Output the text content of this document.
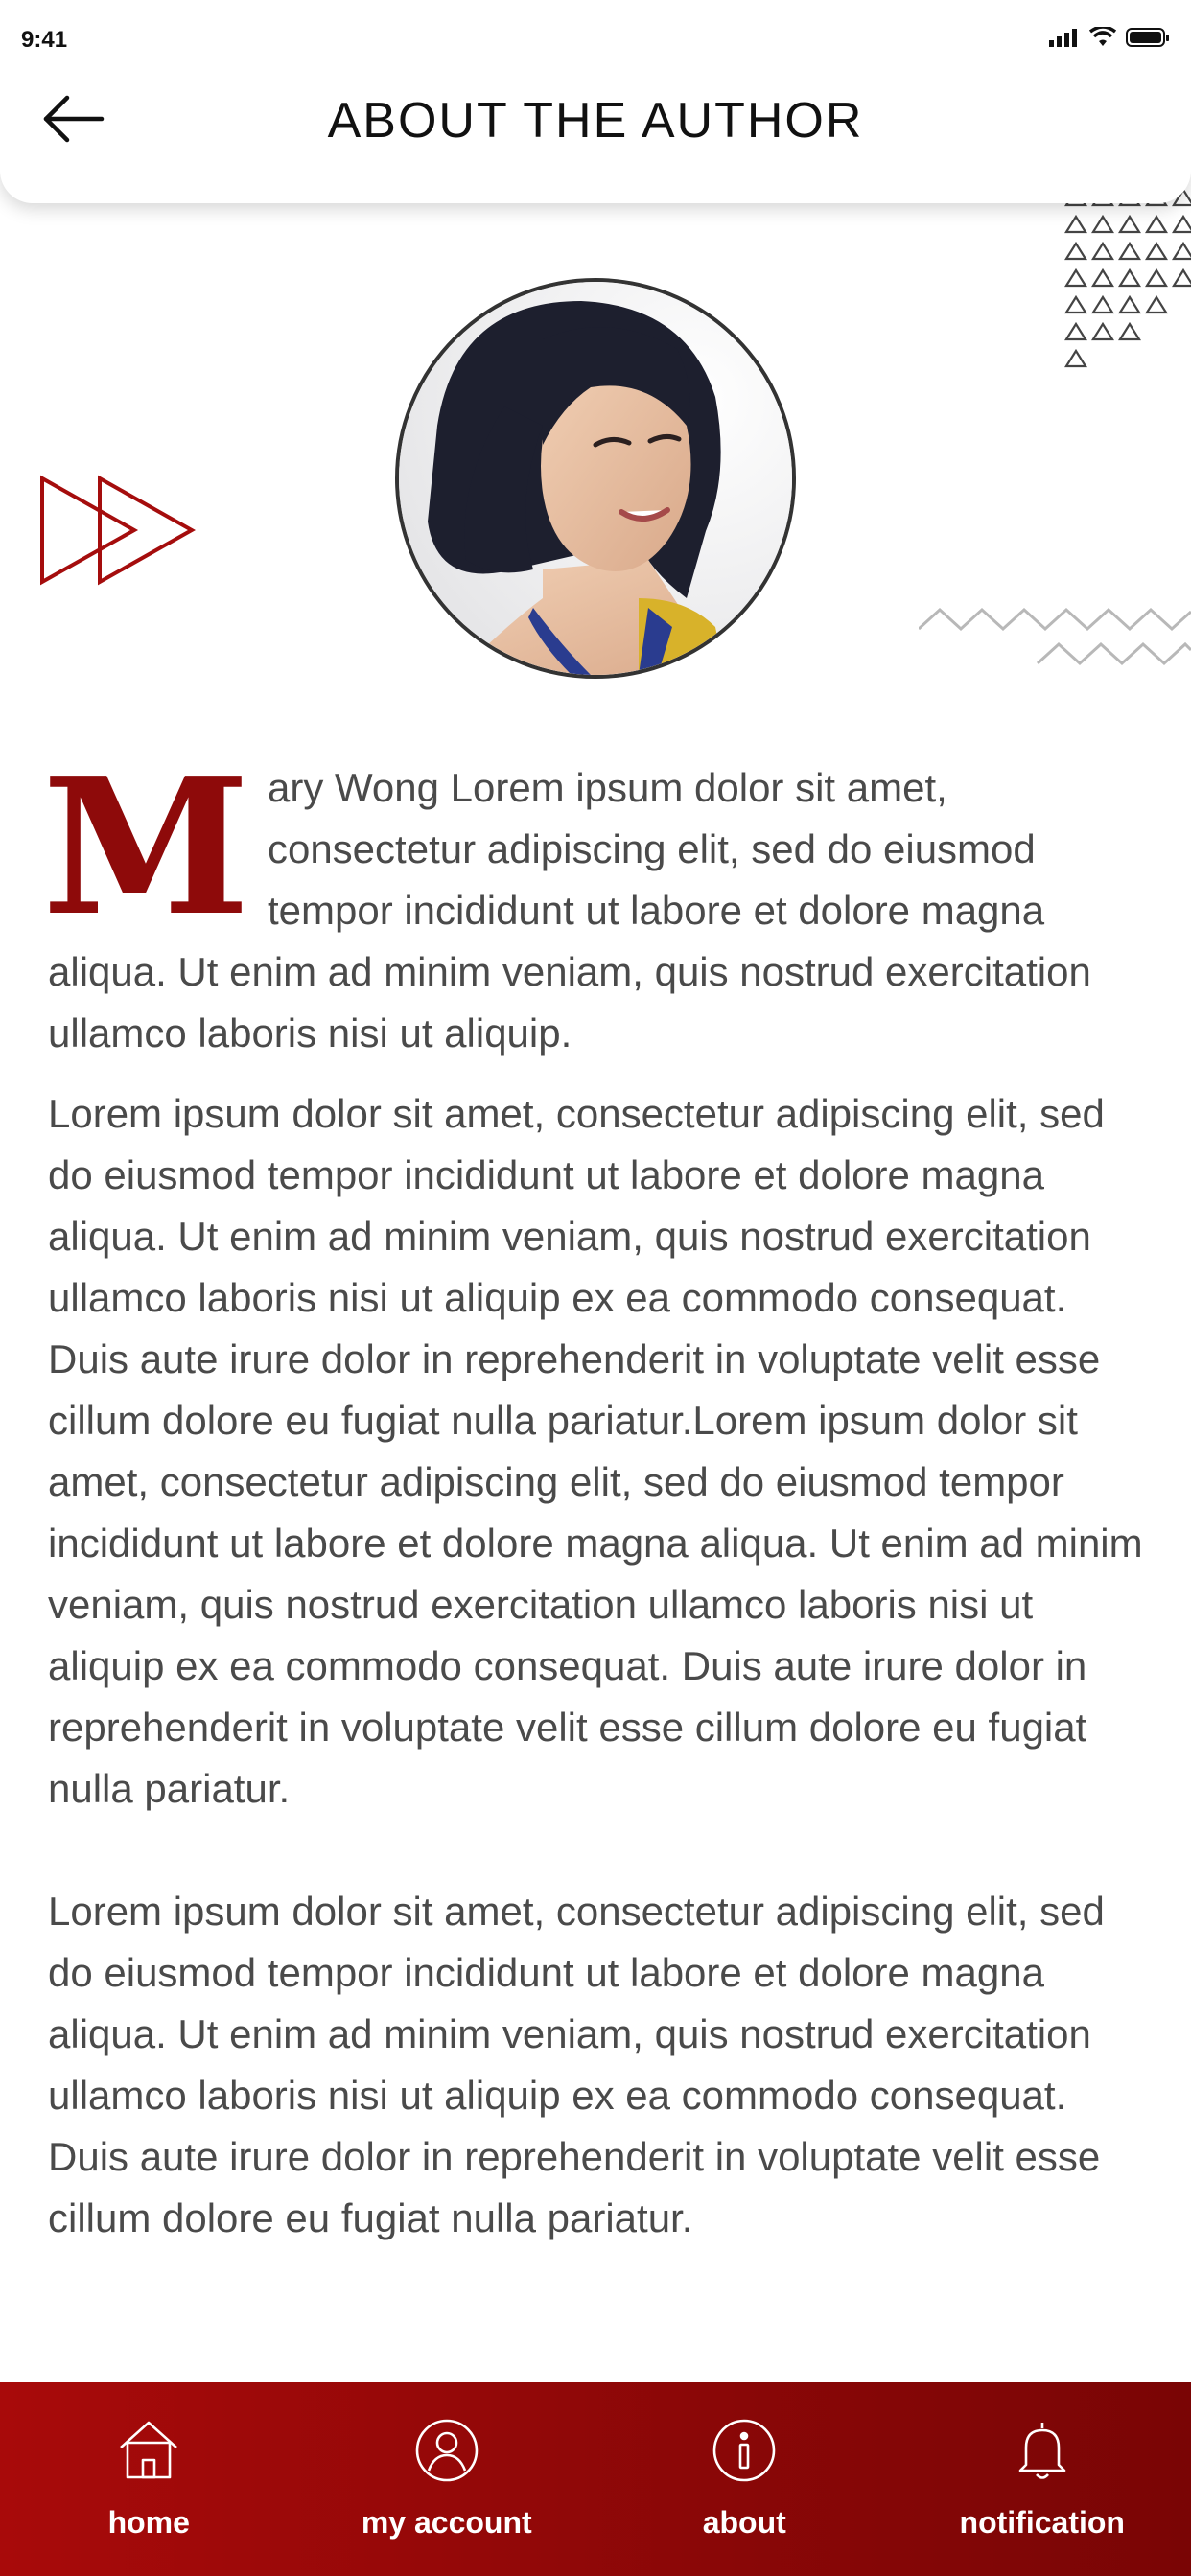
9:41
ABOUT THE AUTHOR
M ary Wong Lorem ipsum dolor sit amet, consectetur adipiscing elit, sed do eiusmod tempor incididunt ut labore et dolore magna aliqua. Ut enim ad minim veniam, quis nostrud exercitation ullamco laboris nisi ut aliquip.
Lorem ipsum dolor sit amet, consectetur adipiscing elit, sed do eiusmod tempor incididunt ut labore et dolore magna aliqua. Ut enim ad minim veniam, quis nostrud exercitation ullamco laboris nisi ut aliquip ex ea commodo consequat. Duis aute irure dolor in reprehenderit in voluptate velit esse cillum dolore eu fugiat nulla pariatur.Lorem ipsum dolor sit amet, consectetur adipiscing elit, sed do eiusmod tempor incididunt ut labore et dolore magna aliqua. Ut enim ad minim veniam, quis nostrud exercitation ullamco laboris nisi ut aliquip ex ea commodo consequat. Duis aute irure dolor in reprehenderit in voluptate velit esse cillum dolore eu fugiat nulla pariatur.
Lorem ipsum dolor sit amet, consectetur adipiscing elit, sed do eiusmod tempor incididunt ut labore et dolore magna aliqua. Ut enim ad minim veniam, quis nostrud exercitation ullamco laboris nisi ut aliquip ex ea commodo consequat. Duis aute irure dolor in reprehenderit in voluptate velit esse cillum dolore eu fugiat nulla pariatur.
home	my account	about	notification
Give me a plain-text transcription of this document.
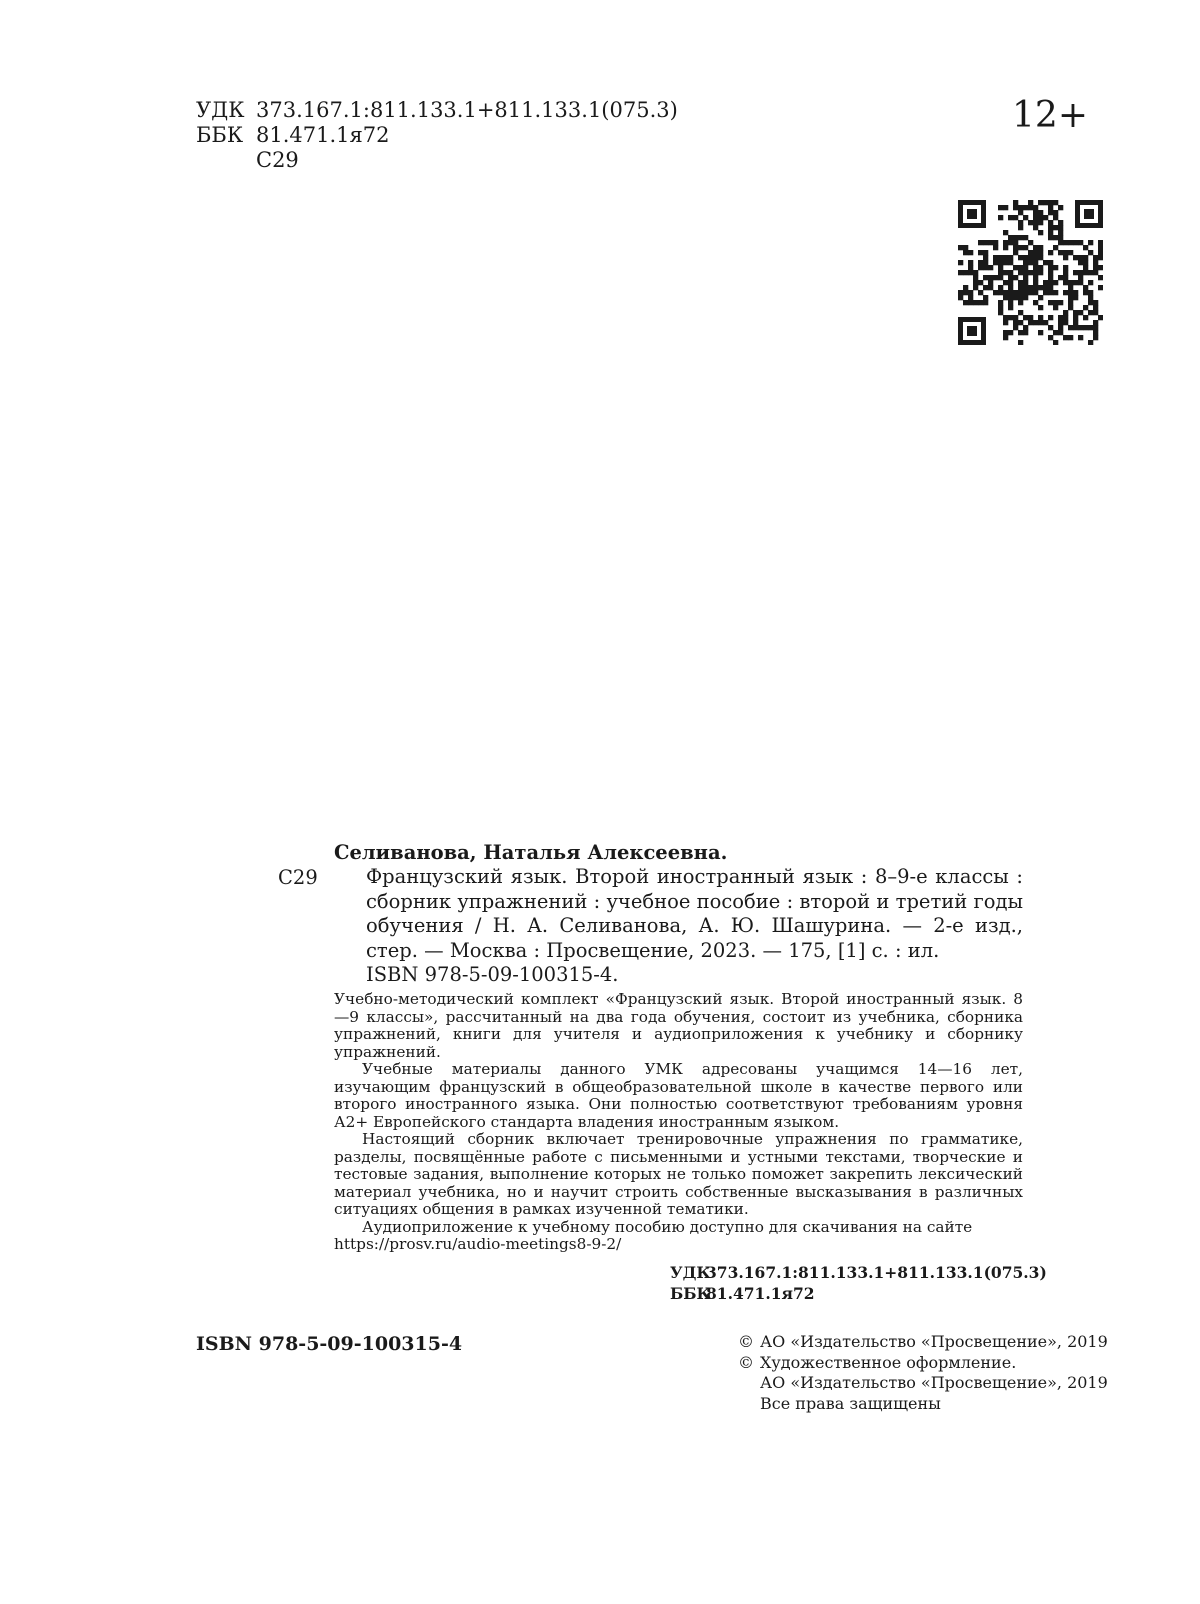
УДК 373.167.1:811.133.1+811.133.1(075.3)
ББК 81.471.1я72
С29
12+
Селиванова, Наталья Алексеевна.
С29 Французский язык. Второй иностранный язык : 8–9-е классы : сборник упражнений : учебное пособие : второй и третий годы обучения / Н. А. Селиванова, А. Ю. Шашурина. — 2-е изд., стер. — Москва : Просвещение, 2023. — 175, [1] с. : ил.
ISBN 978-5-09-100315-4.

Учебно-методический комплект «Французский язык. Второй иностранный язык. 8—9 классы», рассчитанный на два года обучения, состоит из учебника, сборника упражнений, книги для учителя и аудиоприложения к учебнику и сборнику упражнений.

Учебные материалы данного УМК адресованы учащимся 14—16 лет, изучающим французский в общеобразовательной школе в качестве первого или второго иностранного языка. Они полностью соответствуют требованиям уровня А2+ Европейского стандарта владения иностранным языком.

Настоящий сборник включает тренировочные упражнения по грамматике, разделы, посвящённые работе с письменными и устными текстами, творческие и тестовые задания, выполнение которых не только поможет закрепить лексический материал учебника, но и научит строить собственные высказывания в различных ситуациях общения в рамках изученной тематики.

Аудиоприложение к учебному пособию доступно для скачивания на сайте

https://prosv.ru/audio-meetings8-9-2/

УДК
373.167.1:811.133.1+811.133.1(075.3)
ББК
81.471.1я72
ISBN 978-5-09-100315-4	© АО «Издательство «Просвещение», 2019
© Художественное оформление.
АО «Издательство «Просвещение», 2019
Все права защищены
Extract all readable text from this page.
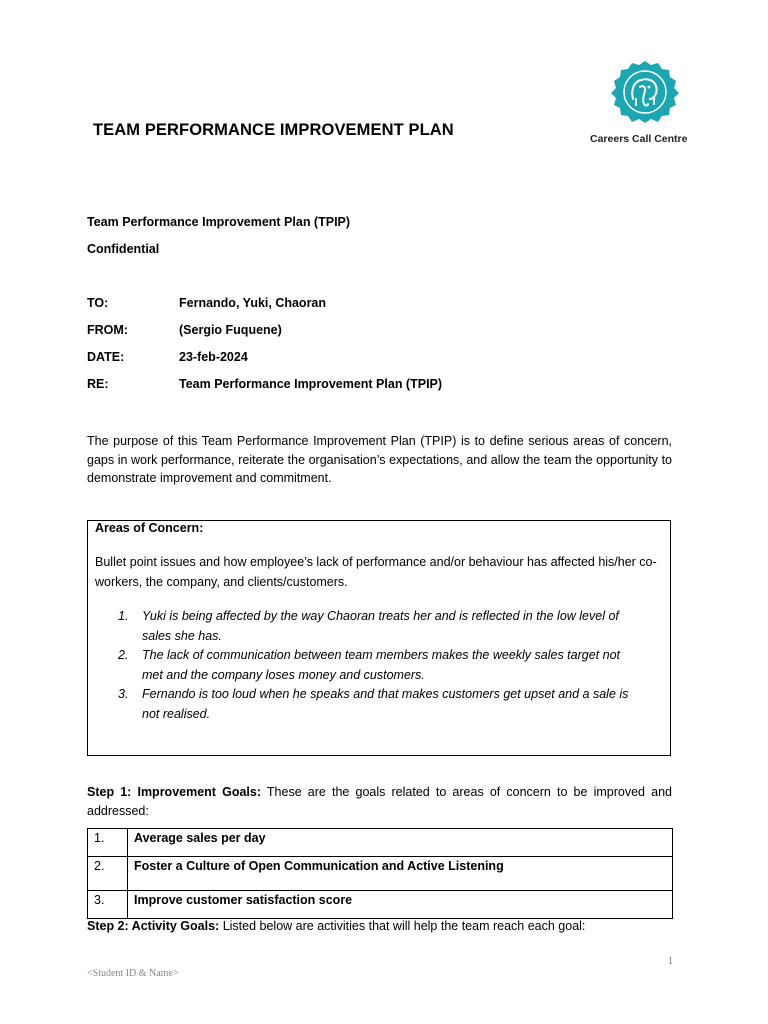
TEAM PERFORMANCE IMPROVEMENT PLAN	Careers Call Centre
Team Performance Improvement Plan (TPIP)
Confidential
TO:	Fernando, Yuki, Chaoran
FROM:	(Sergio Fuquene)
DATE:	23-feb-2024
RE:	Team Performance Improvement Plan (TPIP)
The purpose of this Team Performance Improvement Plan (TPIP) is to define serious areas of concern, gaps in work performance, reiterate the organisation’s expectations, and allow the team the opportunity to demonstrate improvement and commitment.
Areas of Concern:
Bullet point issues and how employee’s lack of performance and/or behaviour has affected his/her co-workers, the company, and clients/customers.
1. Yuki is being affected by the way Chaoran treats her and is reflected in the low level of sales she has.
2. The lack of communication between team members makes the weekly sales target not met and the company loses money and customers.
3. Fernando is too loud when he speaks and that makes customers get upset and a sale is not realised.
Step 1: Improvement Goals: These are the goals related to areas of concern to be improved and addressed:
1.	Average sales per day
2.	Foster a Culture of Open Communication and Active Listening
3.	Improve customer satisfaction score
Step 2: Activity Goals: Listed below are activities that will help the team reach each goal:
1
<Student ID & Name>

----------------

# JOB:
Pull out each line holding the string "incididunt".

# ANSWER TO THE PROBLEM:
M ary Wong Lorem ipsum dolor sit amet, consectetur adipiscing elit, sed do eiusmod tempor incididunt ut labore et dolore magna aliqua. Ut enim ad minim veniam, quis nostrud exercitation ullamco laboris nisi ut aliquip.
Lorem ipsum dolor sit amet, consectetur adipiscing elit, sed do eiusmod tempor incididunt ut labore et dolore magna aliqua. Ut enim ad minim veniam, quis nostrud exercitation ullamco laboris nisi ut aliquip ex ea commodo consequat. Duis aute irure dolor in reprehenderit in voluptate velit esse cillum dolore eu fugiat nulla pariatur.Lorem ipsum dolor sit amet, consectetur adipiscing elit, sed do eiusmod tempor incididunt ut labore et dolore magna aliqua. Ut enim ad minim veniam, quis nostrud exercitation ullamco laboris nisi ut aliquip ex ea commodo consequat. Duis aute irure dolor in reprehenderit in voluptate velit esse cillum dolore eu fugiat nulla pariatur.
Lorem ipsum dolor sit amet, consectetur adipiscing elit, sed do eiusmod tempor incididunt ut labore et dolore magna aliqua. Ut enim ad minim veniam, quis nostrud exercitation ullamco laboris nisi ut aliquip ex ea commodo consequat. Duis aute irure dolor in reprehenderit in voluptate velit esse cillum dolore eu fugiat nulla pariatur.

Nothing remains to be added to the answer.